══ ENTRIES PROVIDED ══
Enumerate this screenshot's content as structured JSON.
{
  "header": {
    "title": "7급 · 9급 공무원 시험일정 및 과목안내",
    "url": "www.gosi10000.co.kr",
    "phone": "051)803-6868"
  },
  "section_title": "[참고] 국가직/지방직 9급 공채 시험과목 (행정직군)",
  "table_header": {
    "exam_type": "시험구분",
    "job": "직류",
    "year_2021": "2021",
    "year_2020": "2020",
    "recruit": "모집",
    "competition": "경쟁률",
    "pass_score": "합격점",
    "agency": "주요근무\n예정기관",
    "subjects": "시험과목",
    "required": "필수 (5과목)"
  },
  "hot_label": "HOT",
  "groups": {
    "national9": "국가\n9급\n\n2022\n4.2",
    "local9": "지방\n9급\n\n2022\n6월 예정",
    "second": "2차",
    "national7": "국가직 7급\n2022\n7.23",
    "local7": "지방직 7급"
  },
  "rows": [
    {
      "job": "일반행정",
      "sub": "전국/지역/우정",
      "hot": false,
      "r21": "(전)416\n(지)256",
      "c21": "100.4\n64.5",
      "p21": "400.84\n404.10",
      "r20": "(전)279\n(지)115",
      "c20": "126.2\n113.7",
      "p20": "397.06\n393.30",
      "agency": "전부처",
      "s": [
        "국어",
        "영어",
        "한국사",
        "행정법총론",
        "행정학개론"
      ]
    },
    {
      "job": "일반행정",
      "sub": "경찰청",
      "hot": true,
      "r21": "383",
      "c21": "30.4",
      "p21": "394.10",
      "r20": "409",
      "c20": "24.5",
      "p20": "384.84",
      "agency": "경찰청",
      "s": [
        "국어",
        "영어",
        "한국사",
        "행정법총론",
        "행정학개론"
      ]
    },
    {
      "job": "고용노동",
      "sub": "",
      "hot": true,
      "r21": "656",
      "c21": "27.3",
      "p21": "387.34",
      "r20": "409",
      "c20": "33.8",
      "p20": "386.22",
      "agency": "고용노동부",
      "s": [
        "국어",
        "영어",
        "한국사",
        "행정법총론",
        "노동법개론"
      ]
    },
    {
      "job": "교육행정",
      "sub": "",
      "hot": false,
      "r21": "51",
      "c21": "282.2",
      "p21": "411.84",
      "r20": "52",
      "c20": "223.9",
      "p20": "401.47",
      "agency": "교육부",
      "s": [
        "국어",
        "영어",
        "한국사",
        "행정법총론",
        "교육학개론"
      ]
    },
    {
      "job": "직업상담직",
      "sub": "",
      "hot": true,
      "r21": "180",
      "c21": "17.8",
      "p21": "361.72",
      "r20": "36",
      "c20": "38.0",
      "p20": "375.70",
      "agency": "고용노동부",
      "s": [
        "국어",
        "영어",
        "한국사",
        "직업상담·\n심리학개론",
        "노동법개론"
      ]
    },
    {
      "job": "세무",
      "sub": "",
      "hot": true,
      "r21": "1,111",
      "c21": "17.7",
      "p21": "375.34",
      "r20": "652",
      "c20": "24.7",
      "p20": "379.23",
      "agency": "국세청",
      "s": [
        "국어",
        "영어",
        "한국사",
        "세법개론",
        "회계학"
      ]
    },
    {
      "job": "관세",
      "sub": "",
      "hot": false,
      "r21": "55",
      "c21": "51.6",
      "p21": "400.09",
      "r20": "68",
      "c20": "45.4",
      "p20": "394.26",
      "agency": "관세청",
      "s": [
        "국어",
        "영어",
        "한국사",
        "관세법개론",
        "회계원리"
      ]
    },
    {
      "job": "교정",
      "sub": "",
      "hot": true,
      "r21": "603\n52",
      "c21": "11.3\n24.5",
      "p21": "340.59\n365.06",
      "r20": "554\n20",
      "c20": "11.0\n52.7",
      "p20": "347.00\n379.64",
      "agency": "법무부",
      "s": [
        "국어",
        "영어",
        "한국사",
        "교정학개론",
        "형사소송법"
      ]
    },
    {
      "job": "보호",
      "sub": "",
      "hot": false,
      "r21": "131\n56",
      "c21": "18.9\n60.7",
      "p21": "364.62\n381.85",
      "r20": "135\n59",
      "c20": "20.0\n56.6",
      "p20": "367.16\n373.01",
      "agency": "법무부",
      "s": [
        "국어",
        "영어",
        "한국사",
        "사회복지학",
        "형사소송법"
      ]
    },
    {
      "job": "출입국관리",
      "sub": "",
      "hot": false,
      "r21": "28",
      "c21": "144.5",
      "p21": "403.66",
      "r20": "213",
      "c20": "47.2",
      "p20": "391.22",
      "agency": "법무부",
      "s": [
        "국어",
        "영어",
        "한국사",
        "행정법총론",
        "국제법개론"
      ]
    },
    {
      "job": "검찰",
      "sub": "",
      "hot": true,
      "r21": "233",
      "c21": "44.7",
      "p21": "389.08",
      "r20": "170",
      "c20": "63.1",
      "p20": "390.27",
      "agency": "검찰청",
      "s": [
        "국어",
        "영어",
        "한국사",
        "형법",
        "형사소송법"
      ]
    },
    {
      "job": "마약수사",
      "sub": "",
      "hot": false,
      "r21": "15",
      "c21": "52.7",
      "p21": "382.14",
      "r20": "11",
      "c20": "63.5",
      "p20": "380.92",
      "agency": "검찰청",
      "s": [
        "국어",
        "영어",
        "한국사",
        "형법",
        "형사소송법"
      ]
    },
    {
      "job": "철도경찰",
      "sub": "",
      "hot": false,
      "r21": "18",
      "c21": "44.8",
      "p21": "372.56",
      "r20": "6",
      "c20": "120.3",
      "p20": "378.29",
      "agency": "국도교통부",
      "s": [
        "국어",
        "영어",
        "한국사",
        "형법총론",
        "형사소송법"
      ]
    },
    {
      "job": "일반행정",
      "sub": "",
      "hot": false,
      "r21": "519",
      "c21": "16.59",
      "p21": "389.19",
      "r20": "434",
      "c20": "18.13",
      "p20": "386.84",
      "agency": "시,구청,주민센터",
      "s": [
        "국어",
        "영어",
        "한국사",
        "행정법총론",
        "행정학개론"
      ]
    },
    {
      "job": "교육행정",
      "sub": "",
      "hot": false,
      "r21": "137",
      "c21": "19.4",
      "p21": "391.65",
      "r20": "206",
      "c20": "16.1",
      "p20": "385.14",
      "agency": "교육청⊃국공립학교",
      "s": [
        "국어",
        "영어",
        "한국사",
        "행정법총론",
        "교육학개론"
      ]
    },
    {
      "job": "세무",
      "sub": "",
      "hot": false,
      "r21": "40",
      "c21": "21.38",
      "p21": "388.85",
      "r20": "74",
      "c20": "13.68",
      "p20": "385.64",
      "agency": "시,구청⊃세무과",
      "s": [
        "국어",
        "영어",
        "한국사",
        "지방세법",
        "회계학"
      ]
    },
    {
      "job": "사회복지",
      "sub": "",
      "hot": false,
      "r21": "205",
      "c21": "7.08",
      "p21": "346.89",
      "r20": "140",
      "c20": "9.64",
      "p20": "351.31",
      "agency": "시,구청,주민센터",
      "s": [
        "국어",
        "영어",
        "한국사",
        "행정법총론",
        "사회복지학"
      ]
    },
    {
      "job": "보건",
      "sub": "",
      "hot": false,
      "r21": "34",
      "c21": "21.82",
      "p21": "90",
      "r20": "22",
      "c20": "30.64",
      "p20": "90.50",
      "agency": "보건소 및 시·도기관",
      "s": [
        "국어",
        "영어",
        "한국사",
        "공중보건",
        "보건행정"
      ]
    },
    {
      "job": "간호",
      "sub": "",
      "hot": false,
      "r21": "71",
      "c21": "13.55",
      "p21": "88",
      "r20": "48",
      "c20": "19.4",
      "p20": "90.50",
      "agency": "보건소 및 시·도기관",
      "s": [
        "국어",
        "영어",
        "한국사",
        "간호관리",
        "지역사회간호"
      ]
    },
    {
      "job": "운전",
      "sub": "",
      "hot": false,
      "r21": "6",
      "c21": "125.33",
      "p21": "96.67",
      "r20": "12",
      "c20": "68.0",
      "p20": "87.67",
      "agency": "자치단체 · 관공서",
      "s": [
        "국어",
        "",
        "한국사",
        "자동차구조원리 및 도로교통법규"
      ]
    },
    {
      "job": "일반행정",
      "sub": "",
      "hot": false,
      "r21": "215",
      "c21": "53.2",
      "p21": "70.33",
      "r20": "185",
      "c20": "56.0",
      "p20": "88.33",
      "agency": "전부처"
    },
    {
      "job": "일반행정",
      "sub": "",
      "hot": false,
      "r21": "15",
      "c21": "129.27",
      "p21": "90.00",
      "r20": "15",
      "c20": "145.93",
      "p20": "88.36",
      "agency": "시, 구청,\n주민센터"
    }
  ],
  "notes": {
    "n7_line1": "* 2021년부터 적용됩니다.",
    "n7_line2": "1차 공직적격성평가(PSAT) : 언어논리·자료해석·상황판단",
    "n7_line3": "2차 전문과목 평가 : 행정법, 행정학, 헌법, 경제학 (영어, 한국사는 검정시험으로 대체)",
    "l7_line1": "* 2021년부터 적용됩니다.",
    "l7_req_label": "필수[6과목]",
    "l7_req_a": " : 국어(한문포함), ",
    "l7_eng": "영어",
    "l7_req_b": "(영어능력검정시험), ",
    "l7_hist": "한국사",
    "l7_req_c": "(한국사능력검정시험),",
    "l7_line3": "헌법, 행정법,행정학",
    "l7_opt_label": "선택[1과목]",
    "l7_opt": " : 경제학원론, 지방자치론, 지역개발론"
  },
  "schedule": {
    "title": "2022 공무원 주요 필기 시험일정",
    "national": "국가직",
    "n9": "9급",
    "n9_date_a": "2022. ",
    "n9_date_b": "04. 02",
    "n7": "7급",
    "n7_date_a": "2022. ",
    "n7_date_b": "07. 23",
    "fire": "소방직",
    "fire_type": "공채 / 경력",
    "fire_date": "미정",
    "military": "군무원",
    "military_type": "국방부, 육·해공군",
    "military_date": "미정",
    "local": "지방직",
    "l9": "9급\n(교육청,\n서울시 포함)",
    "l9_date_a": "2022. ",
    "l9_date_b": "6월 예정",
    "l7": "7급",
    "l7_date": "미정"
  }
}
═══
» THE REQUEST: Show, from the listing above, each line that contains the word "시험일정".

» EXPECTED ANSWER:
    "title": "7급 · 9급 공무원 시험일정 및 과목안내",
    "title": "2022 공무원 주요 필기 시험일정",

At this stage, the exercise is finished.